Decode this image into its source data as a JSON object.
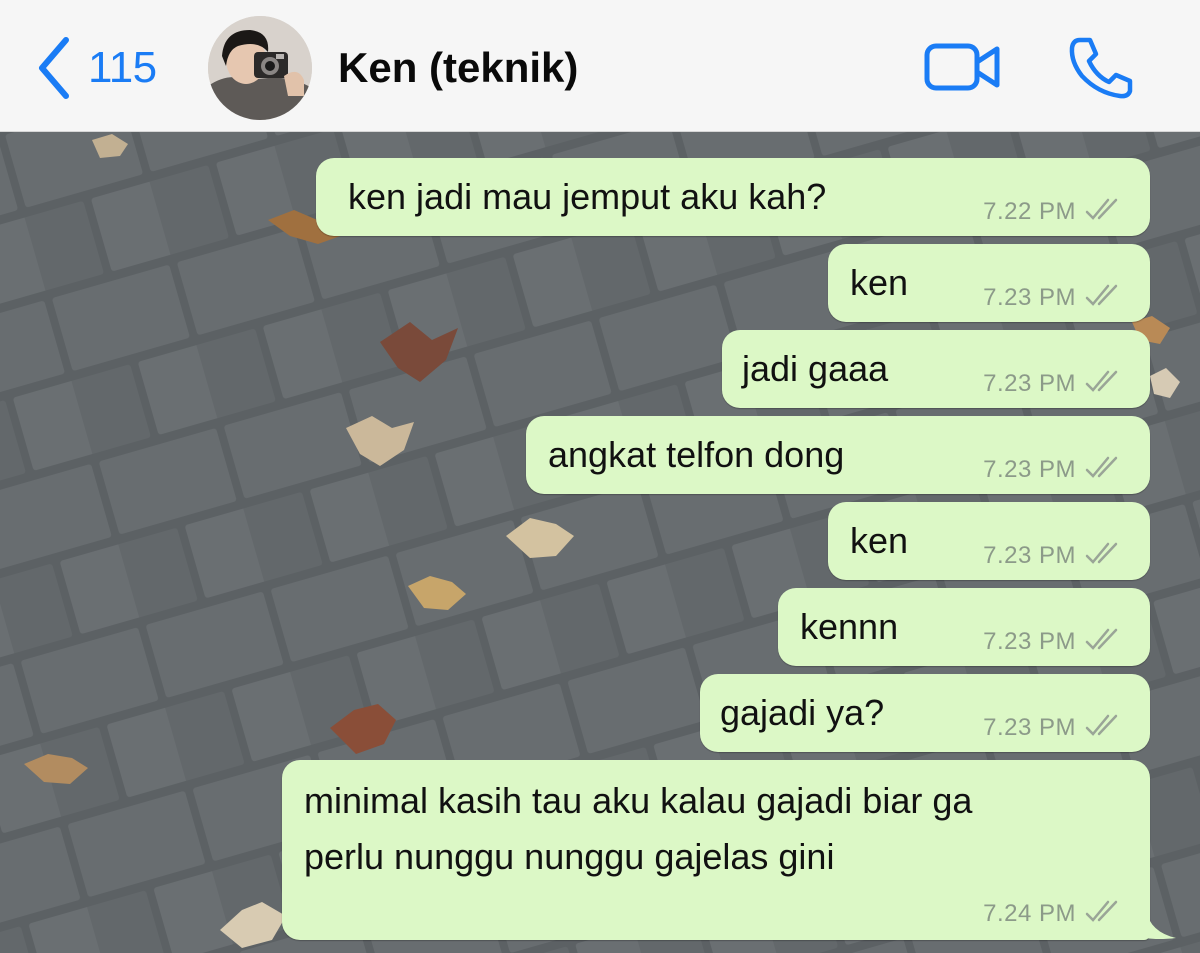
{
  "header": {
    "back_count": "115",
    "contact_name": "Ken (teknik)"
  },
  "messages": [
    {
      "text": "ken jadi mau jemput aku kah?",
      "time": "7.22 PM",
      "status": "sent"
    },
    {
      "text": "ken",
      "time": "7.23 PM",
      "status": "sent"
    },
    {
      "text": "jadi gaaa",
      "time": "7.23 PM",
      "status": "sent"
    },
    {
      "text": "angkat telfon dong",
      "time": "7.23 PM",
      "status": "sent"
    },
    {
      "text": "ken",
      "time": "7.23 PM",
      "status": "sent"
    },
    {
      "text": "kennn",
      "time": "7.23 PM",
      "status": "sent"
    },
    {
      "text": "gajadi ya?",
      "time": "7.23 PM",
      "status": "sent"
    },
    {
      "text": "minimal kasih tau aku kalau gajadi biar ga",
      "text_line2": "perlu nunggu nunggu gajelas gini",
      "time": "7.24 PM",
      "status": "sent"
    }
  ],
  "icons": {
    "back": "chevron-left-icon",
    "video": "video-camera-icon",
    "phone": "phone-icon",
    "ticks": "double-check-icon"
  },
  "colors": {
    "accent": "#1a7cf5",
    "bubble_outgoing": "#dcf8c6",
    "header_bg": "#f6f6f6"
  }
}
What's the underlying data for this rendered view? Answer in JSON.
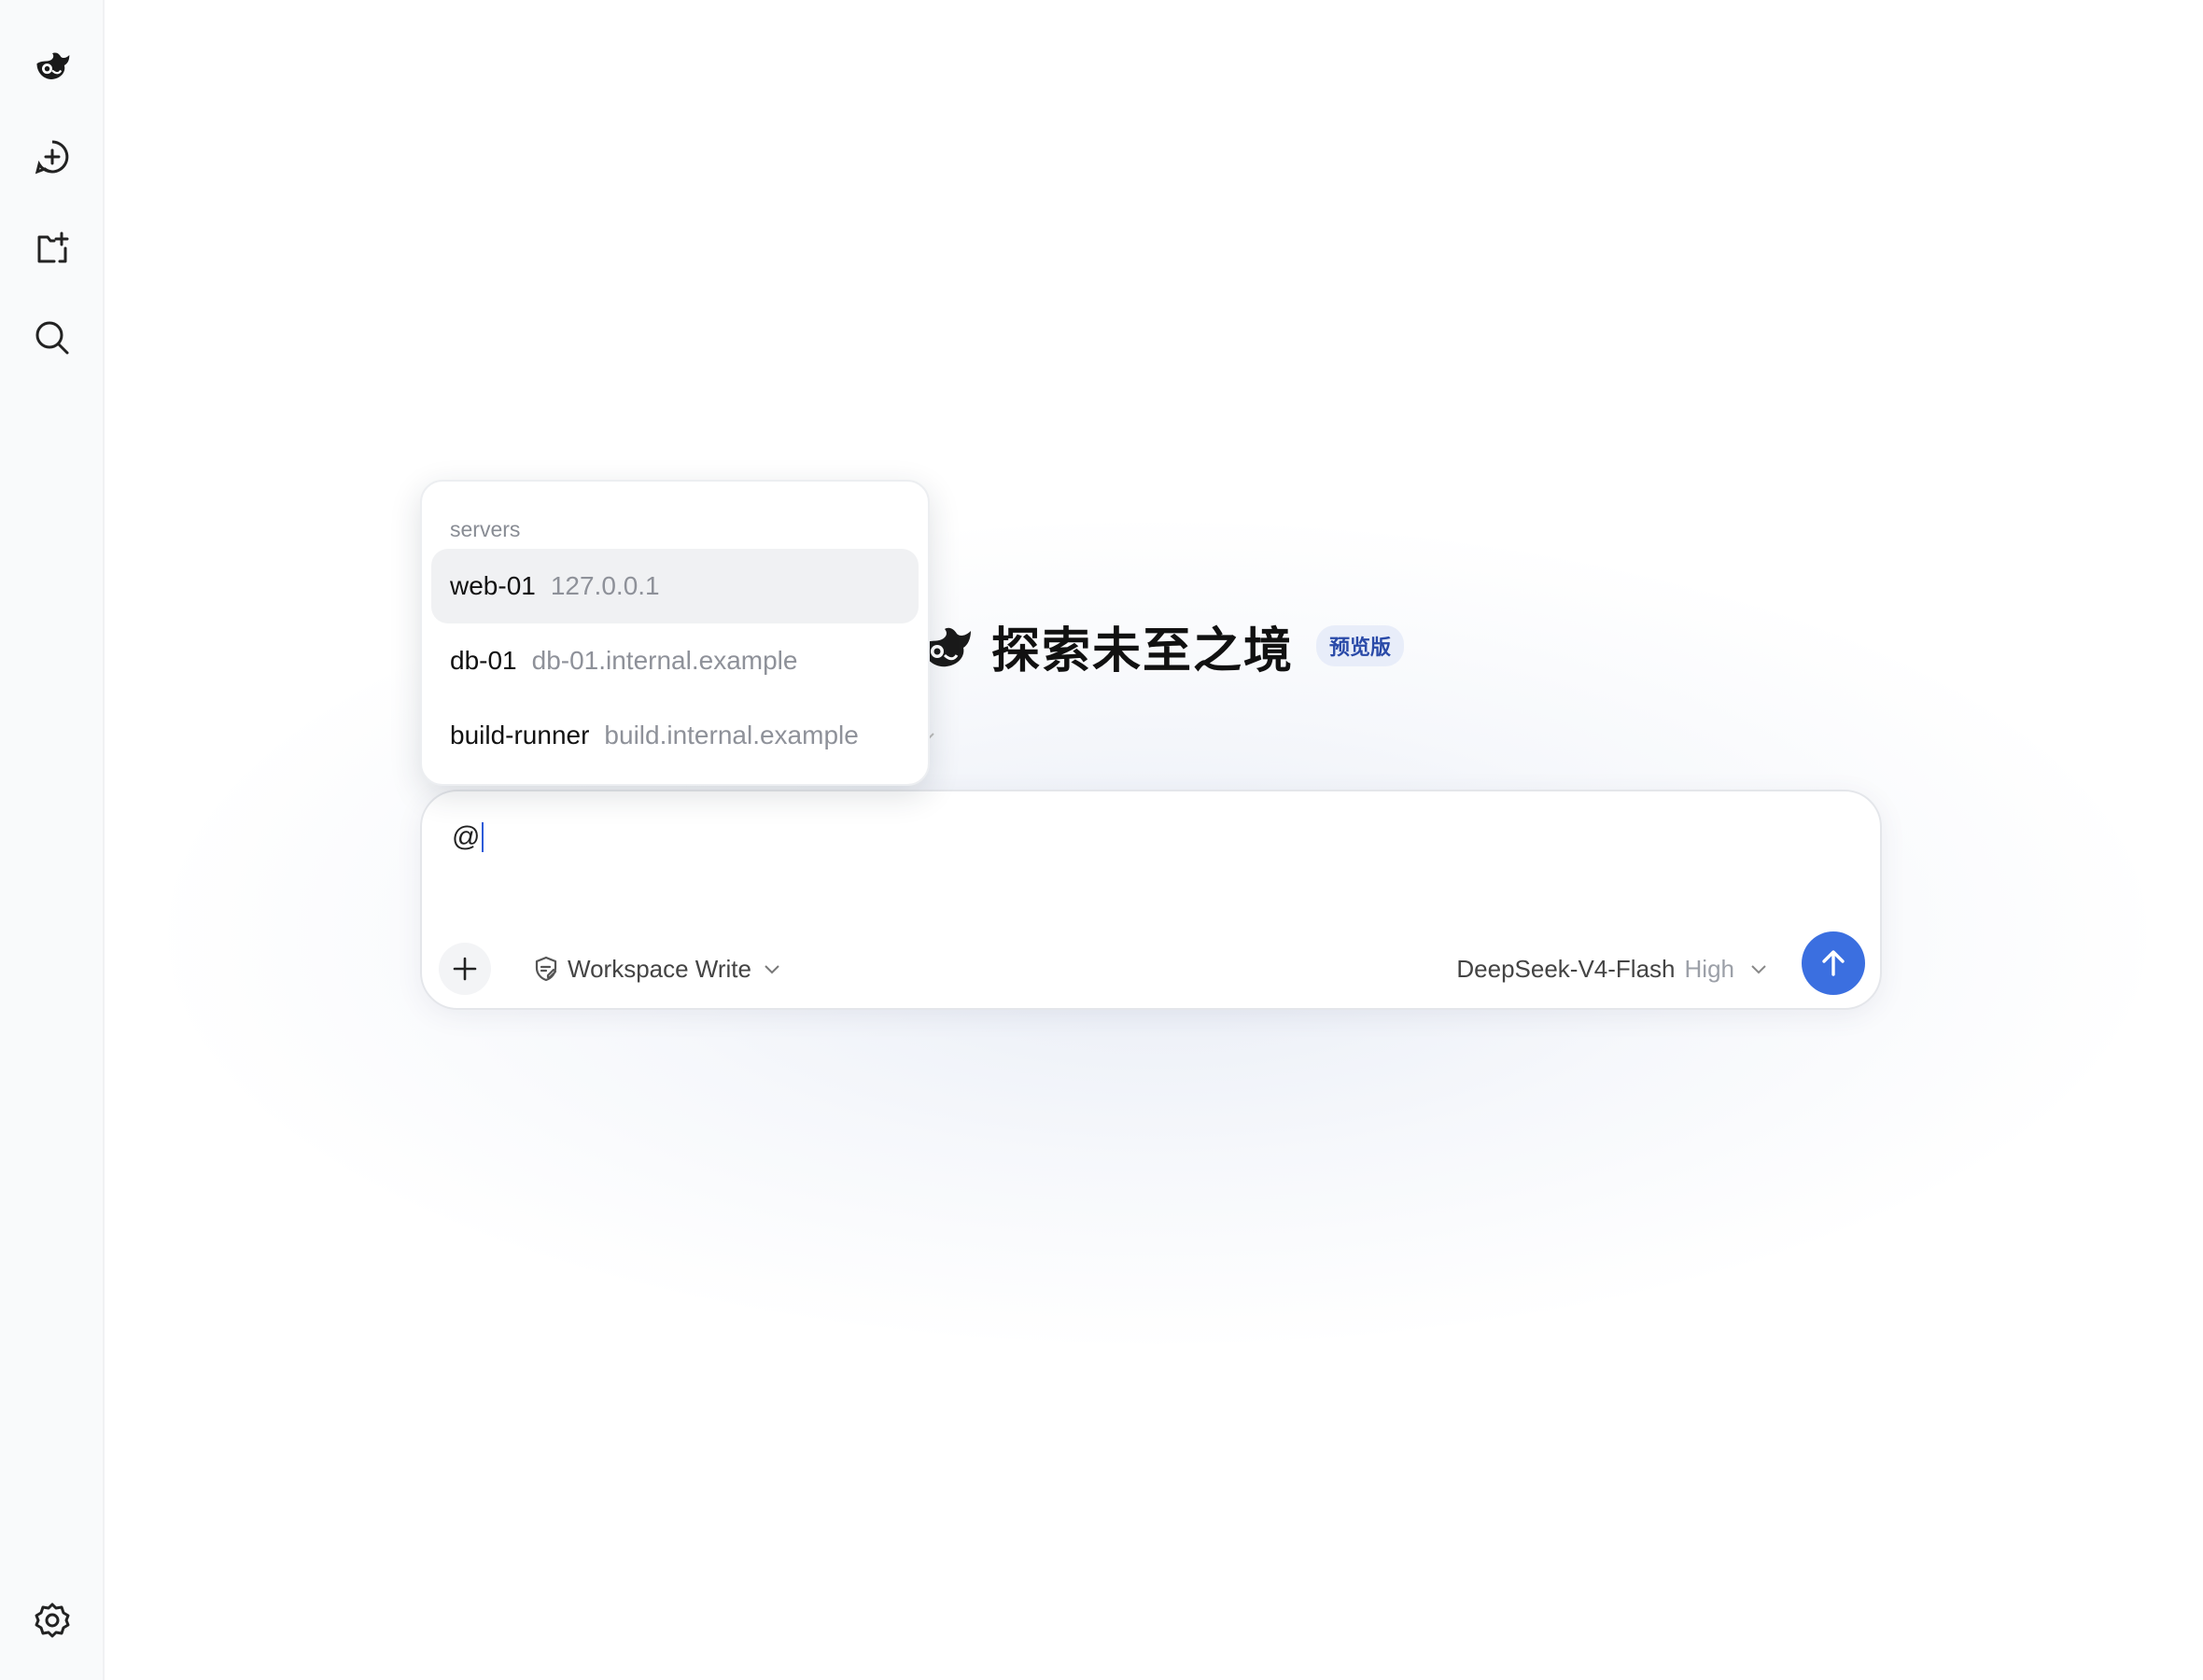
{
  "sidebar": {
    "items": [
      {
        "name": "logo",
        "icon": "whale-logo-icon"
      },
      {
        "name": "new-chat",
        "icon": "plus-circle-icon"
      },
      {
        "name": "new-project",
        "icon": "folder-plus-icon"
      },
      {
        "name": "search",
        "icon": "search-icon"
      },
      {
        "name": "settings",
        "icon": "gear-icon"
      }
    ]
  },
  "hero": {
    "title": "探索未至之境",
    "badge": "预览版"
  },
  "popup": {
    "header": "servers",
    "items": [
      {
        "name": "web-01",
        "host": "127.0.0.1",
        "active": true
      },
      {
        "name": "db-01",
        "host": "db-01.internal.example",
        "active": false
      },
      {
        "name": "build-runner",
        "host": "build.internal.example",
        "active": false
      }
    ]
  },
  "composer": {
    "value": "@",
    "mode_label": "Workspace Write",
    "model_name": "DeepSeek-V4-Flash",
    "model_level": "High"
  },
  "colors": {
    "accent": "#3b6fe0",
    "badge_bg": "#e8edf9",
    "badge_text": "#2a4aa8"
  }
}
====
**REQUEST**.
Your copy should match the records word for word, with the pictures removed.

**RESULT FOR THIS TASK**.
Decode this image into its source data as a JSON object.
{
  "header": {
    "back_count": "115",
    "contact_name": "Ken (teknik)"
  },
  "messages": [
    {
      "text": "ken jadi mau jemput aku kah?",
      "time": "7.22 PM",
      "status": "sent"
    },
    {
      "text": "ken",
      "time": "7.23 PM",
      "status": "sent"
    },
    {
      "text": "jadi gaaa",
      "time": "7.23 PM",
      "status": "sent"
    },
    {
      "text": "angkat telfon dong",
      "time": "7.23 PM",
      "status": "sent"
    },
    {
      "text": "ken",
      "time": "7.23 PM",
      "status": "sent"
    },
    {
      "text": "kennn",
      "time": "7.23 PM",
      "status": "sent"
    },
    {
      "text": "gajadi ya?",
      "time": "7.23 PM",
      "status": "sent"
    },
    {
      "text": "minimal kasih tau aku kalau gajadi biar ga",
      "text_line2": "perlu nunggu nunggu gajelas gini",
      "time": "7.24 PM",
      "status": "sent"
    }
  ],
  "icons": {
    "back": "chevron-left-icon",
    "video": "video-camera-icon",
    "phone": "phone-icon",
    "ticks": "double-check-icon"
  },
  "colors": {
    "accent": "#1a7cf5",
    "bubble_outgoing": "#dcf8c6",
    "header_bg": "#f6f6f6"
  }
}
What's the underlying data for this rendered view? Answer in JSON.
{
  "sidebar": {
    "items": [
      {
        "name": "logo",
        "icon": "whale-logo-icon"
      },
      {
        "name": "new-chat",
        "icon": "plus-circle-icon"
      },
      {
        "name": "new-project",
        "icon": "folder-plus-icon"
      },
      {
        "name": "search",
        "icon": "search-icon"
      },
      {
        "name": "settings",
        "icon": "gear-icon"
      }
    ]
  },
  "hero": {
    "title": "探索未至之境",
    "badge": "预览版"
  },
  "popup": {
    "header": "servers",
    "items": [
      {
        "name": "web-01",
        "host": "127.0.0.1",
        "active": true
      },
      {
        "name": "db-01",
        "host": "db-01.internal.example",
        "active": false
      },
      {
        "name": "build-runner",
        "host": "build.internal.example",
        "active": false
      }
    ]
  },
  "composer": {
    "value": "@",
    "mode_label": "Workspace Write",
    "model_name": "DeepSeek-V4-Flash",
    "model_level": "High"
  },
  "colors": {
    "accent": "#3b6fe0",
    "badge_bg": "#e8edf9",
    "badge_text": "#2a4aa8"
  }
}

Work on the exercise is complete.